Your goal> Without the pictures, write out all the lines below exactly as they appear.

::: Stored rows :::

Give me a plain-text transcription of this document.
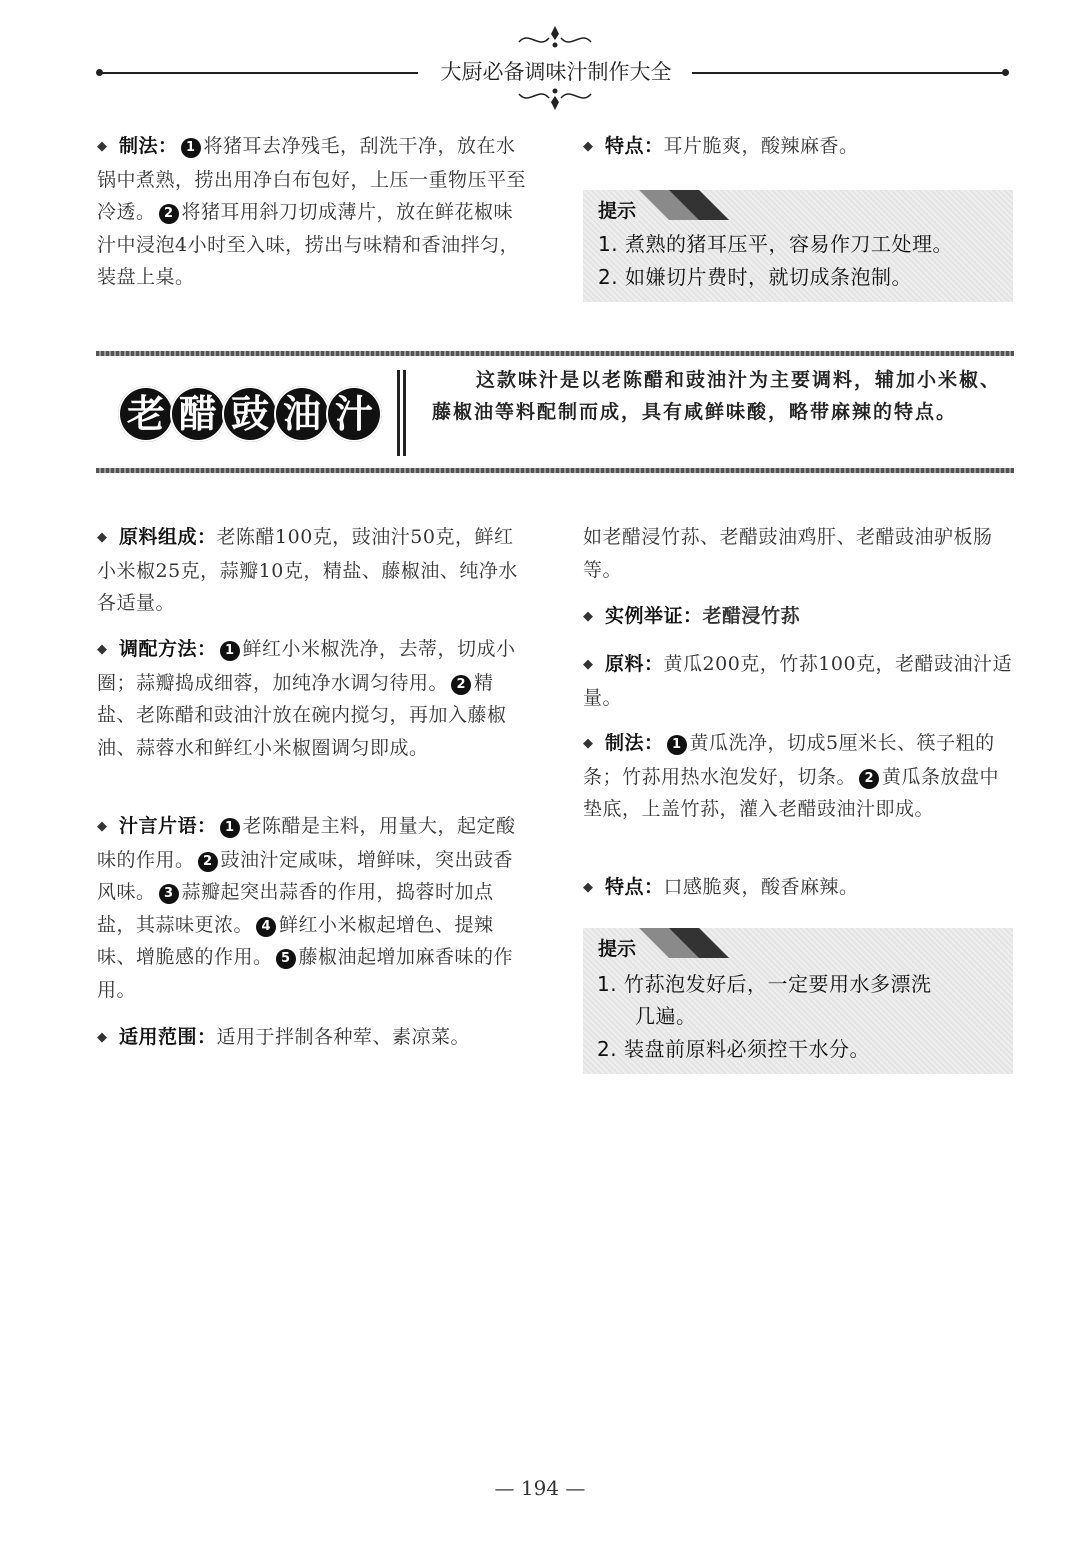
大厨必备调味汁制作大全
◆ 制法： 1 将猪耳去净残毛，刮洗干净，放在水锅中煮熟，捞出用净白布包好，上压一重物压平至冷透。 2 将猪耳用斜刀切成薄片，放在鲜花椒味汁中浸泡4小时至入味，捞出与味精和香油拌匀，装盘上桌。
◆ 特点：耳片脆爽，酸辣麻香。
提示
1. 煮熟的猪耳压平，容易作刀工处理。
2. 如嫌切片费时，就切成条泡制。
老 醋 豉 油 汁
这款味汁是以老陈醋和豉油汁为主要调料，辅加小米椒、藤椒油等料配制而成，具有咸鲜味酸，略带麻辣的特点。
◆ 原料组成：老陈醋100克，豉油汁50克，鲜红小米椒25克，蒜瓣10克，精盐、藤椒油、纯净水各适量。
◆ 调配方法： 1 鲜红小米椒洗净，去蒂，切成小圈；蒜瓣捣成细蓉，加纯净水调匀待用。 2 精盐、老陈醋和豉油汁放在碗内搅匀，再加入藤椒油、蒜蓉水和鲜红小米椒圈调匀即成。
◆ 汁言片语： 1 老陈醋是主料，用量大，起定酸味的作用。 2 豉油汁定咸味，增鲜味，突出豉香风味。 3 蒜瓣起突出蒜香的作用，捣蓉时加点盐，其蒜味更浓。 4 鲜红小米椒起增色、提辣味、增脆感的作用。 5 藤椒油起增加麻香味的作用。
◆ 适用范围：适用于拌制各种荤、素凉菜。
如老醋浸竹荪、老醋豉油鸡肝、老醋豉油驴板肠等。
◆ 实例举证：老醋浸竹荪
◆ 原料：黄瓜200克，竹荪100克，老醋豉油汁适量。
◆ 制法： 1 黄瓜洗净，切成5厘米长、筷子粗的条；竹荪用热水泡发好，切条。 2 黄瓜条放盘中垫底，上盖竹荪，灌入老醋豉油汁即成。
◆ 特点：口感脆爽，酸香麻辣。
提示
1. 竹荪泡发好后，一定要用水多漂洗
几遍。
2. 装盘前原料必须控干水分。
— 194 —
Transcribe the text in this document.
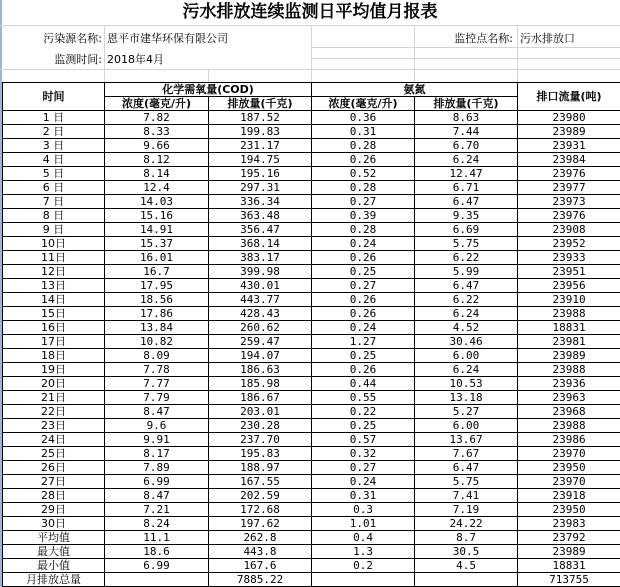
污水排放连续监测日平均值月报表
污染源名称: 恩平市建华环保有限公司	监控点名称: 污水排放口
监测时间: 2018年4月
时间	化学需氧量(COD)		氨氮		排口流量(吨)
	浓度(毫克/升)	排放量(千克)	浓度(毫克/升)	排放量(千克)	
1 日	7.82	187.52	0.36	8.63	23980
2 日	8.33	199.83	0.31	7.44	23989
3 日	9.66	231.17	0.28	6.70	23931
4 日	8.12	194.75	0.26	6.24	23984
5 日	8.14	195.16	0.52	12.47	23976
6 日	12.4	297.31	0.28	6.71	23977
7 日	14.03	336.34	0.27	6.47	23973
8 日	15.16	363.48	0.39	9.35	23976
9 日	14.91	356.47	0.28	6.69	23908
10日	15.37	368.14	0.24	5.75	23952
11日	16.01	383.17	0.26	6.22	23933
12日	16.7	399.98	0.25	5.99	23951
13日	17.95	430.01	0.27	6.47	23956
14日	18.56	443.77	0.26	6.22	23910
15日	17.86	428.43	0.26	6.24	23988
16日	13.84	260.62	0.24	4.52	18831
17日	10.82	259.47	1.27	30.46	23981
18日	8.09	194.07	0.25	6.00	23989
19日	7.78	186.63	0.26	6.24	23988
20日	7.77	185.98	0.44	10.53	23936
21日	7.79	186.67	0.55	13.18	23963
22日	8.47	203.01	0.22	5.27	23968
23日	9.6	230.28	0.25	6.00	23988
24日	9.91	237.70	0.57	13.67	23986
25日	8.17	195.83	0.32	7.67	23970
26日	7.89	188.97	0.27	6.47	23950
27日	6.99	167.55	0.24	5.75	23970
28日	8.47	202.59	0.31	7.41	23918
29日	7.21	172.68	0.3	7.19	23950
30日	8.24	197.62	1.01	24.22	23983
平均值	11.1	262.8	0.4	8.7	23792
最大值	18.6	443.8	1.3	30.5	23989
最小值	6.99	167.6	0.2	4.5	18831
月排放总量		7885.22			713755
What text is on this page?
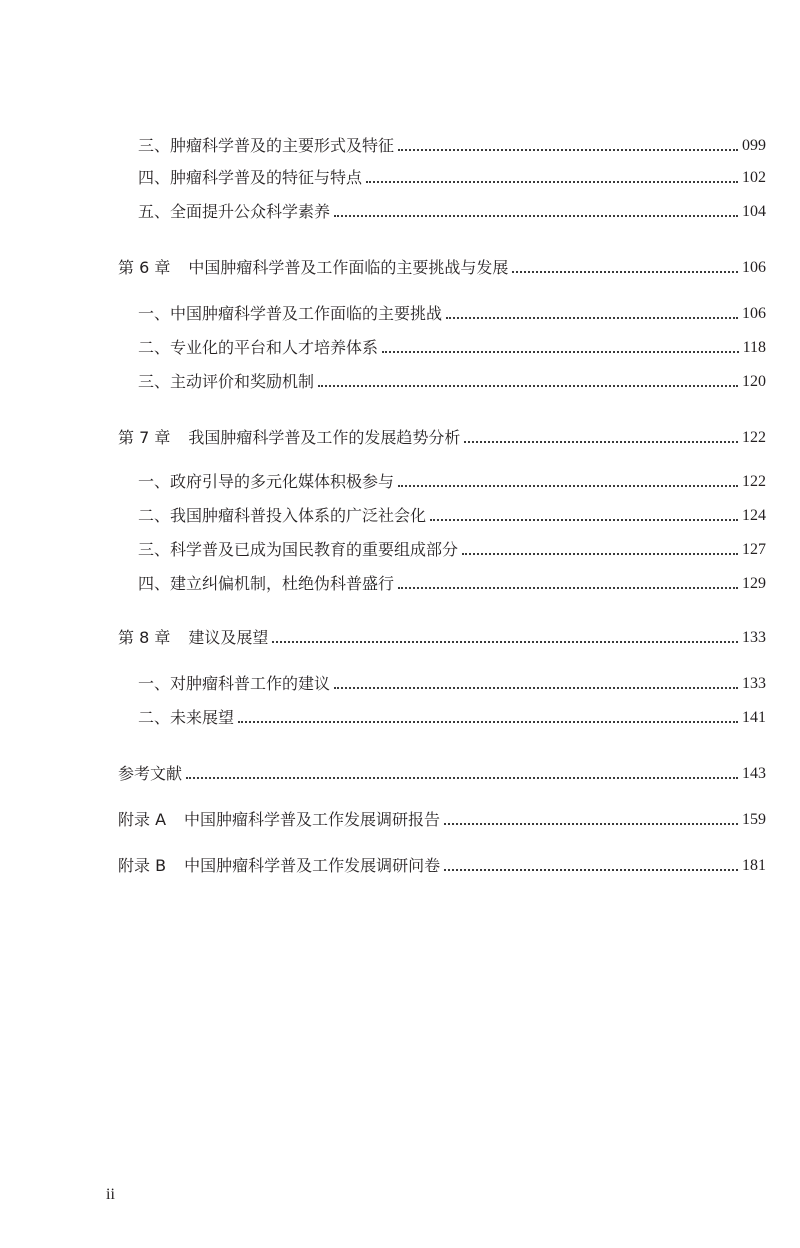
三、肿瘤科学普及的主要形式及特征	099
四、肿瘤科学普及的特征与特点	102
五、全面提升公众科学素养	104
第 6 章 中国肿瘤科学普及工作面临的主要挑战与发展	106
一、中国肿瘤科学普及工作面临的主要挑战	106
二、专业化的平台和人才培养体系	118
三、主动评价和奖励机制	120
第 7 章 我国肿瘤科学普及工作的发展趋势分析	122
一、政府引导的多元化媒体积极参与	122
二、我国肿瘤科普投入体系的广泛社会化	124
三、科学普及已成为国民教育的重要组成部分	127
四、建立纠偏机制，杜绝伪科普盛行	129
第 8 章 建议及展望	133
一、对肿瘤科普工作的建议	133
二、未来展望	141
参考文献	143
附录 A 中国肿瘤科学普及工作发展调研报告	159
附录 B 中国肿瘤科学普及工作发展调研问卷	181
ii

:::

Solution to the problem>
Give me a plain-text transcription of this document.
大厨必备调味汁制作大全
◆ 制法： 1 将猪耳去净残毛，刮洗干净，放在水锅中煮熟，捞出用净白布包好，上压一重物压平至冷透。 2 将猪耳用斜刀切成薄片，放在鲜花椒味汁中浸泡4小时至入味，捞出与味精和香油拌匀，装盘上桌。
◆ 特点：耳片脆爽，酸辣麻香。
提示
1. 煮熟的猪耳压平，容易作刀工处理。
2. 如嫌切片费时，就切成条泡制。
老 醋 豉 油 汁
这款味汁是以老陈醋和豉油汁为主要调料，辅加小米椒、藤椒油等料配制而成，具有咸鲜味酸，略带麻辣的特点。
◆ 原料组成：老陈醋100克，豉油汁50克，鲜红小米椒25克，蒜瓣10克，精盐、藤椒油、纯净水各适量。
◆ 调配方法： 1 鲜红小米椒洗净，去蒂，切成小圈；蒜瓣捣成细蓉，加纯净水调匀待用。 2 精盐、老陈醋和豉油汁放在碗内搅匀，再加入藤椒油、蒜蓉水和鲜红小米椒圈调匀即成。
◆ 汁言片语： 1 老陈醋是主料，用量大，起定酸味的作用。 2 豉油汁定咸味，增鲜味，突出豉香风味。 3 蒜瓣起突出蒜香的作用，捣蓉时加点盐，其蒜味更浓。 4 鲜红小米椒起增色、提辣味、增脆感的作用。 5 藤椒油起增加麻香味的作用。
◆ 适用范围：适用于拌制各种荤、素凉菜。
如老醋浸竹荪、老醋豉油鸡肝、老醋豉油驴板肠等。
◆ 实例举证：老醋浸竹荪
◆ 原料：黄瓜200克，竹荪100克，老醋豉油汁适量。
◆ 制法： 1 黄瓜洗净，切成5厘米长、筷子粗的条；竹荪用热水泡发好，切条。 2 黄瓜条放盘中垫底，上盖竹荪，灌入老醋豉油汁即成。
◆ 特点：口感脆爽，酸香麻辣。
提示
1. 竹荪泡发好后，一定要用水多漂洗
几遍。
2. 装盘前原料必须控干水分。
— 194 —
Transcribe the text in this document.
污水排放连续监测日平均值月报表
污染源名称: 恩平市建华环保有限公司	监控点名称: 污水排放口
监测时间: 2018年4月
时间	化学需氧量(COD)		氨氮		排口流量(吨)
	浓度(毫克/升)	排放量(千克)	浓度(毫克/升)	排放量(千克)	
1 日	7.82	187.52	0.36	8.63	23980
2 日	8.33	199.83	0.31	7.44	23989
3 日	9.66	231.17	0.28	6.70	23931
4 日	8.12	194.75	0.26	6.24	23984
5 日	8.14	195.16	0.52	12.47	23976
6 日	12.4	297.31	0.28	6.71	23977
7 日	14.03	336.34	0.27	6.47	23973
8 日	15.16	363.48	0.39	9.35	23976
9 日	14.91	356.47	0.28	6.69	23908
10日	15.37	368.14	0.24	5.75	23952
11日	16.01	383.17	0.26	6.22	23933
12日	16.7	399.98	0.25	5.99	23951
13日	17.95	430.01	0.27	6.47	23956
14日	18.56	443.77	0.26	6.22	23910
15日	17.86	428.43	0.26	6.24	23988
16日	13.84	260.62	0.24	4.52	18831
17日	10.82	259.47	1.27	30.46	23981
18日	8.09	194.07	0.25	6.00	23989
19日	7.78	186.63	0.26	6.24	23988
20日	7.77	185.98	0.44	10.53	23936
21日	7.79	186.67	0.55	13.18	23963
22日	8.47	203.01	0.22	5.27	23968
23日	9.6	230.28	0.25	6.00	23988
24日	9.91	237.70	0.57	13.67	23986
25日	8.17	195.83	0.32	7.67	23970
26日	7.89	188.97	0.27	6.47	23950
27日	6.99	167.55	0.24	5.75	23970
28日	8.47	202.59	0.31	7.41	23918
29日	7.21	172.68	0.3	7.19	23950
30日	8.24	197.62	1.01	24.22	23983
平均值	11.1	262.8	0.4	8.7	23792
最大值	18.6	443.8	1.3	30.5	23989
最小值	6.99	167.6	0.2	4.5	18831
月排放总量		7885.22			713755
What text is on this page?
三、肿瘤科学普及的主要形式及特征	099
四、肿瘤科学普及的特征与特点	102
五、全面提升公众科学素养	104
第 6 章 中国肿瘤科学普及工作面临的主要挑战与发展	106
一、中国肿瘤科学普及工作面临的主要挑战	106
二、专业化的平台和人才培养体系	118
三、主动评价和奖励机制	120
第 7 章 我国肿瘤科学普及工作的发展趋势分析	122
一、政府引导的多元化媒体积极参与	122
二、我国肿瘤科普投入体系的广泛社会化	124
三、科学普及已成为国民教育的重要组成部分	127
四、建立纠偏机制，杜绝伪科普盛行	129
第 8 章 建议及展望	133
一、对肿瘤科普工作的建议	133
二、未来展望	141
参考文献	143
附录 A 中国肿瘤科学普及工作发展调研报告	159
附录 B 中国肿瘤科学普及工作发展调研问卷	181
ii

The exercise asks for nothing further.